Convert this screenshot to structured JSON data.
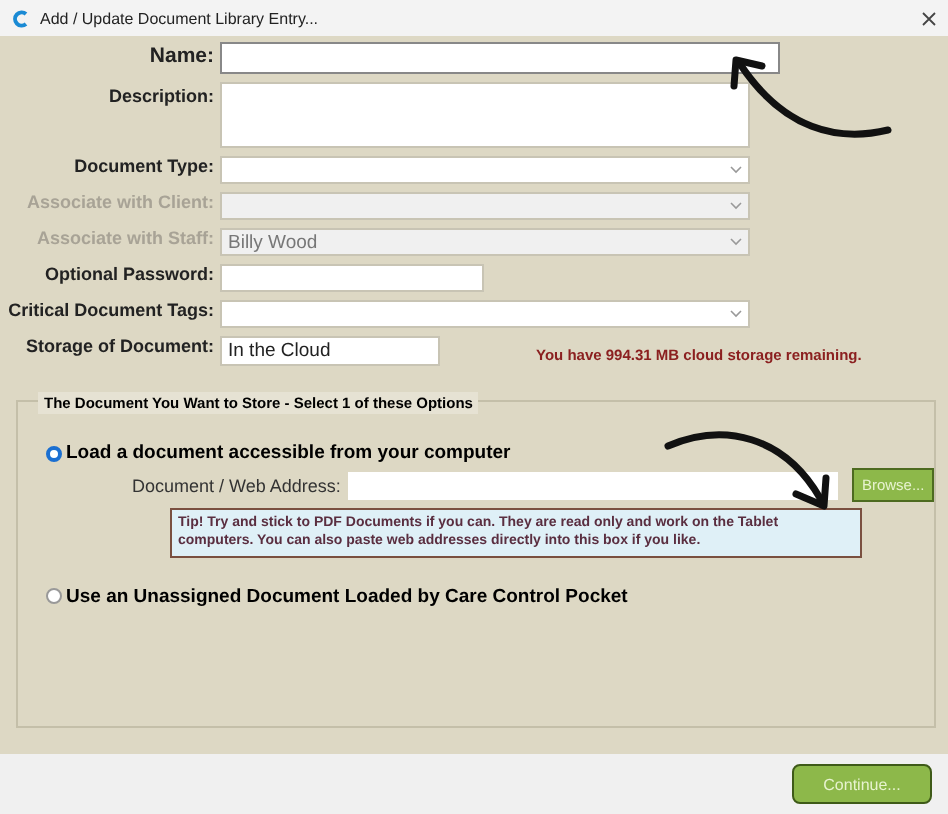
{
  "window": {
    "title": "Add / Update Document Library Entry..."
  },
  "fields": [
    {
      "label": "Name:",
      "kind": "text",
      "disabled": false
    },
    {
      "label": "Description:",
      "kind": "textarea",
      "disabled": false
    },
    {
      "label": "Document Type:",
      "kind": "select",
      "disabled": false
    },
    {
      "label": "Associate with Client:",
      "kind": "select",
      "disabled": true
    },
    {
      "label": "Associate with Staff:",
      "kind": "select",
      "disabled": true,
      "value": "Billy Wood"
    },
    {
      "label": "Optional Password:",
      "kind": "short-text",
      "disabled": false
    },
    {
      "label": "Critical Document Tags:",
      "kind": "select",
      "disabled": false
    },
    {
      "label": "Storage of Document:",
      "kind": "readonly",
      "disabled": false,
      "value": "In the Cloud",
      "note": "You have 994.31 MB cloud storage remaining."
    }
  ],
  "document_group": {
    "title": "The Document You Want to Store - Select 1 of these Options",
    "options": [
      {
        "label": "Load a document accessible from your computer",
        "selected": true,
        "address_label": "Document / Web Address:",
        "browse_button": "Browse...",
        "tip": "Tip! Try and stick to PDF Documents if you can.  They are read only and work on the Tablet computers.  You can also paste web addresses directly into this box if you like."
      },
      {
        "label": "Use an Unassigned Document Loaded by Care Control Pocket",
        "selected": false
      }
    ]
  },
  "footer": {
    "continue_button": "Continue..."
  }
}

□ □ □ □ □

** AIM **
Write out the entries above verbatim; the pictures do not belong in your copy.

** CORRECT RESULT **
Convert this screenshot to structured JSON data.
{
  "window": {
    "title": "Add / Update Document Library Entry..."
  },
  "fields": [
    {
      "label": "Name:",
      "kind": "text",
      "disabled": false
    },
    {
      "label": "Description:",
      "kind": "textarea",
      "disabled": false
    },
    {
      "label": "Document Type:",
      "kind": "select",
      "disabled": false
    },
    {
      "label": "Associate with Client:",
      "kind": "select",
      "disabled": true
    },
    {
      "label": "Associate with Staff:",
      "kind": "select",
      "disabled": true,
      "value": "Billy Wood"
    },
    {
      "label": "Optional Password:",
      "kind": "short-text",
      "disabled": false
    },
    {
      "label": "Critical Document Tags:",
      "kind": "select",
      "disabled": false
    },
    {
      "label": "Storage of Document:",
      "kind": "readonly",
      "disabled": false,
      "value": "In the Cloud",
      "note": "You have 994.31 MB cloud storage remaining."
    }
  ],
  "document_group": {
    "title": "The Document You Want to Store - Select 1 of these Options",
    "options": [
      {
        "label": "Load a document accessible from your computer",
        "selected": true,
        "address_label": "Document / Web Address:",
        "browse_button": "Browse...",
        "tip": "Tip! Try and stick to PDF Documents if you can.  They are read only and work on the Tablet computers.  You can also paste web addresses directly into this box if you like."
      },
      {
        "label": "Use an Unassigned Document Loaded by Care Control Pocket",
        "selected": false
      }
    ]
  },
  "footer": {
    "continue_button": "Continue..."
  }
}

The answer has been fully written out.